» **TASK BRIEF**:
Copy out every line in which the string "document" occurs.

— begin DATA FOR PROCESSING —

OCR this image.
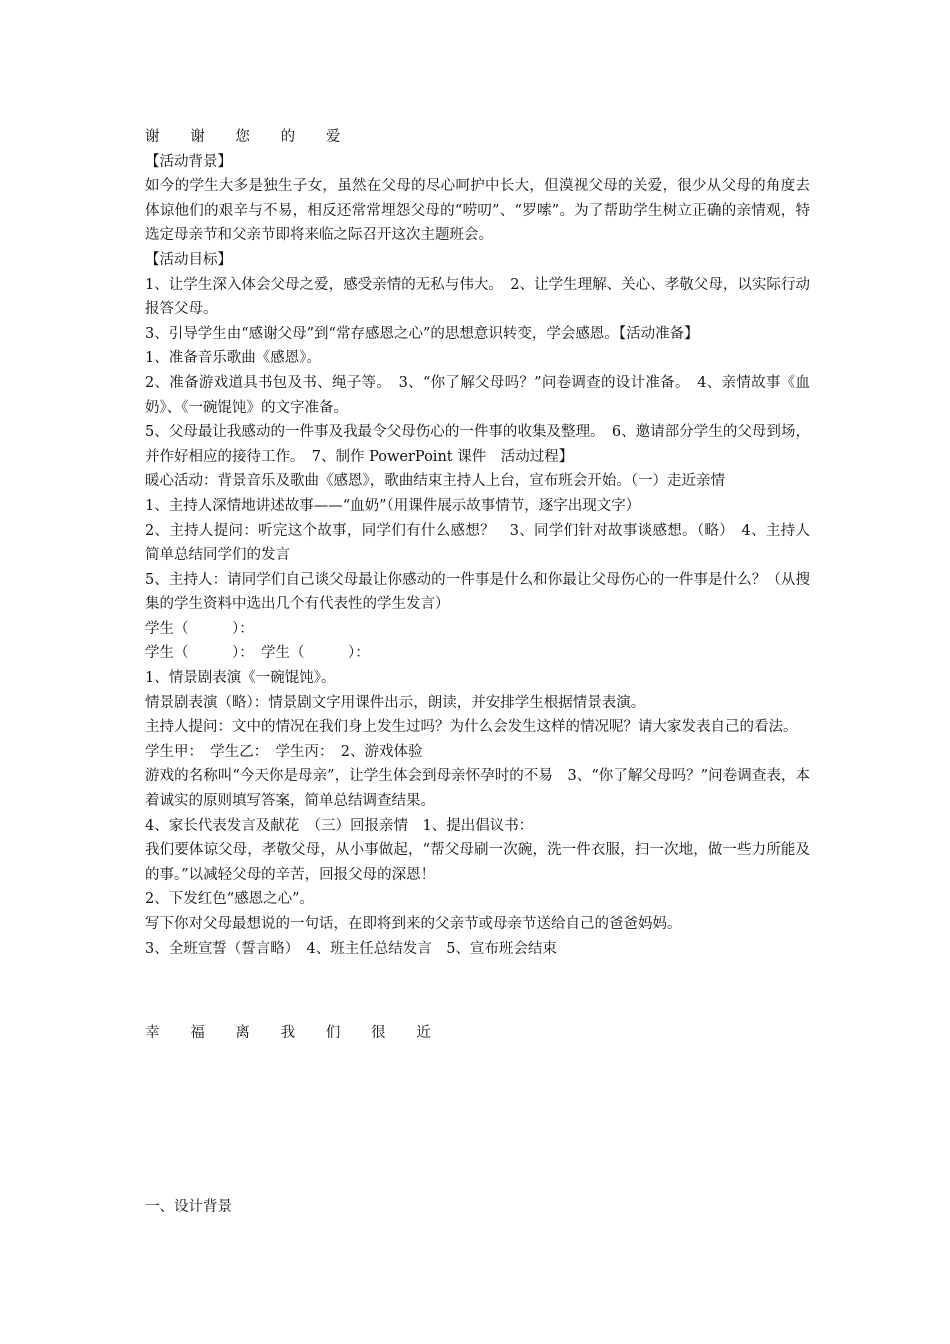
谢 谢 您 的 爱

【活动背景】

如今的学生大多是独生子女，虽然在父母的尽心呵护中长大，但漠视父母的关爱，很少从父母的角度去体谅他们的艰辛与不易，相反还常常埋怨父母的“唠叨”、“罗嗦”。为了帮助学生树立正确的亲情观，特选定母亲节和父亲节即将来临之际召开这次主题班会。

【活动目标】

1、让学生深入体会父母之爱，感受亲情的无私与伟大。　2、让学生理解、关心、孝敬父母，以实际行动报答父母。

3、引导学生由“感谢父母”到“常存感恩之心”的思想意识转变，学会感恩。【活动准备】

1、准备音乐歌曲《感恩》。

2、准备游戏道具书包及书、绳子等。　3、“你了解父母吗？”问卷调查的设计准备。　4、亲情故事《血奶》、《一碗馄饨》的文字准备。

5、父母最让我感动的一件事及我最令父母伤心的一件事的收集及整理。　6、邀请部分学生的父母到场，并作好相应的接待工作。　7、制作 PowerPoint 课件　活动过程】

暖心活动：背景音乐及歌曲《感恩》，歌曲结束主持人上台，宣布班会开始。（一）走近亲情

1、主持人深情地讲述故事——“血奶”（用课件展示故事情节，逐字出现文字）

2、主持人提问：听完这个故事，同学们有什么感想？　3、同学们针对故事谈感想。（略）　4、主持人简单总结同学们的发言

5、主持人：请同学们自己谈父母最让你感动的一件事是什么和你最让父母伤心的一件事是什么？（从搜集的学生资料中选出几个有代表性的学生发言）

学生（　　　）：

学生（　　　）：　学生（　　　）：

1、情景剧表演《一碗馄饨》。

情景剧表演（略）：情景剧文字用课件出示，朗读，并安排学生根据情景表演。

主持人提问：文中的情况在我们身上发生过吗？为什么会发生这样的情况呢？请大家发表自己的看法。

学生甲：　学生乙：　学生丙：　2、游戏体验

游戏的名称叫“今天你是母亲”，让学生体会到母亲怀孕时的不易　3、“你了解父母吗？”问卷调查表，本着诚实的原则填写答案，简单总结调查结果。

4、家长代表发言及献花　（三）回报亲情　1、提出倡议书：

我们要体谅父母，孝敬父母，从小事做起，“帮父母刷一次碗，洗一件衣服，扫一次地，做一些力所能及的事。”以减轻父母的辛苦，回报父母的深恩！

2、下发红色“感恩之心”。

写下你对父母最想说的一句话，在即将到来的父亲节或母亲节送给自己的爸爸妈妈。

3、全班宣誓（誓言略）　4、班主任总结发言　5、宣布班会结束

幸 福 离 我 们 很 近

一、设计背景
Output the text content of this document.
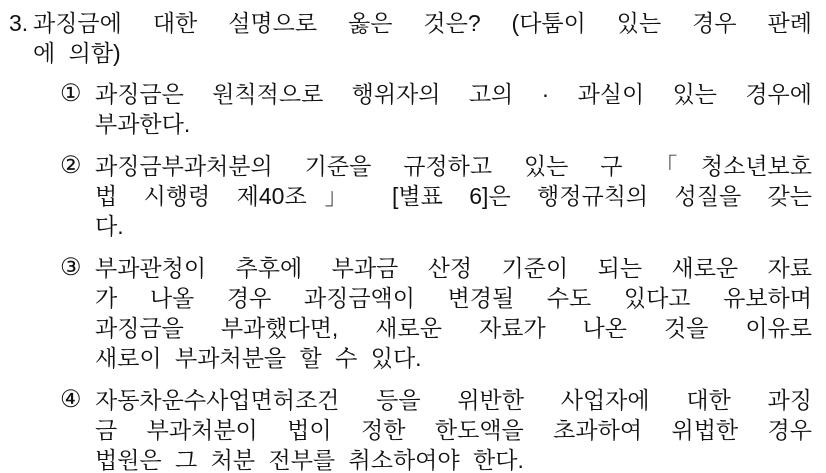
3. 과징금에 대한 설명으로 옳은 것은? (다툼이 있는 경우 판례
에 의함)
① 과징금은 원칙적으로 행위자의 고의 · 과실이 있는 경우에
부과한다.
② 과징금부과처분의 기준을 규정하고 있는 구 「청소년보호
법 시행령 제40조」 [별표 6]은 행정규칙의 성질을 갖는
다.
③ 부과관청이 추후에 부과금 산정 기준이 되는 새로운 자료
가 나올 경우 과징금액이 변경될 수도 있다고 유보하며
과징금을 부과했다면, 새로운 자료가 나온 것을 이유로
새로이 부과처분을 할 수 있다.
④ 자동차운수사업면허조건 등을 위반한 사업자에 대한 과징
금 부과처분이 법이 정한 한도액을 초과하여 위법한 경우
법원은 그 처분 전부를 취소하여야 한다.
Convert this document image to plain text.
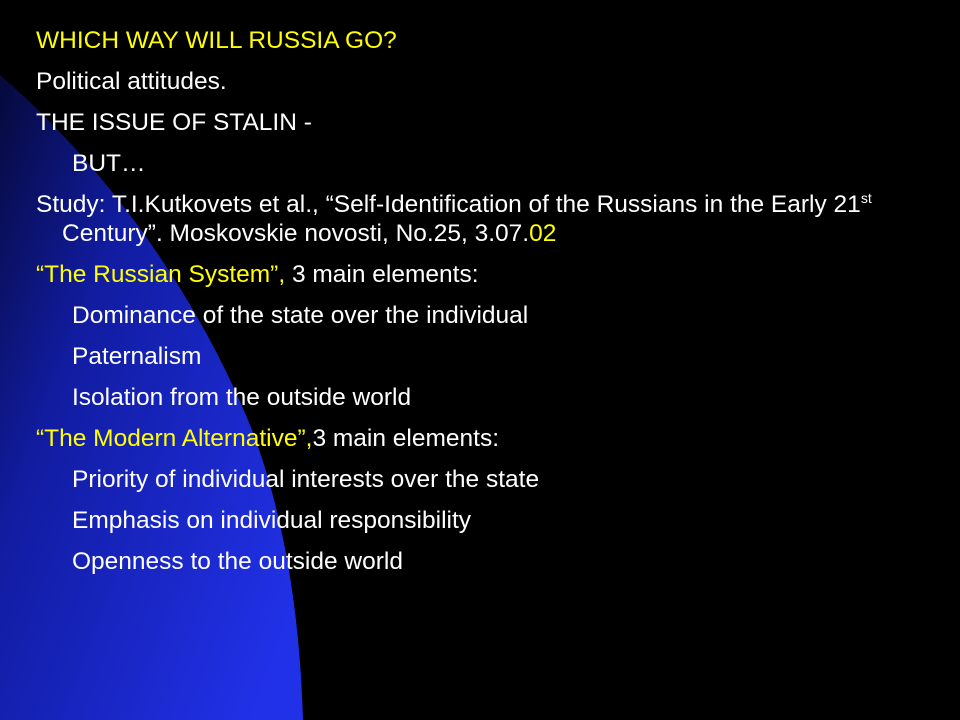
WHICH WAY WILL RUSSIA GO?
Political attitudes.
THE ISSUE OF STALIN -
BUT…
Study: T.I.Kutkovets et al., “Self-Identification of the Russians in the Early 21st Century”. Moskovskie novosti, No.25, 3.07.02
“The Russian System”, 3 main elements:
Dominance of the state over the individual
Paternalism
Isolation from the outside world
“The Modern Alternative”,3 main elements:
Priority of individual interests over the state
Emphasis on individual responsibility
Openness to the outside world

— end DATA FOR PROCESSING —

» **ANSWER BELOW**:
Output the text content of this document.
Convert this document image to plain text.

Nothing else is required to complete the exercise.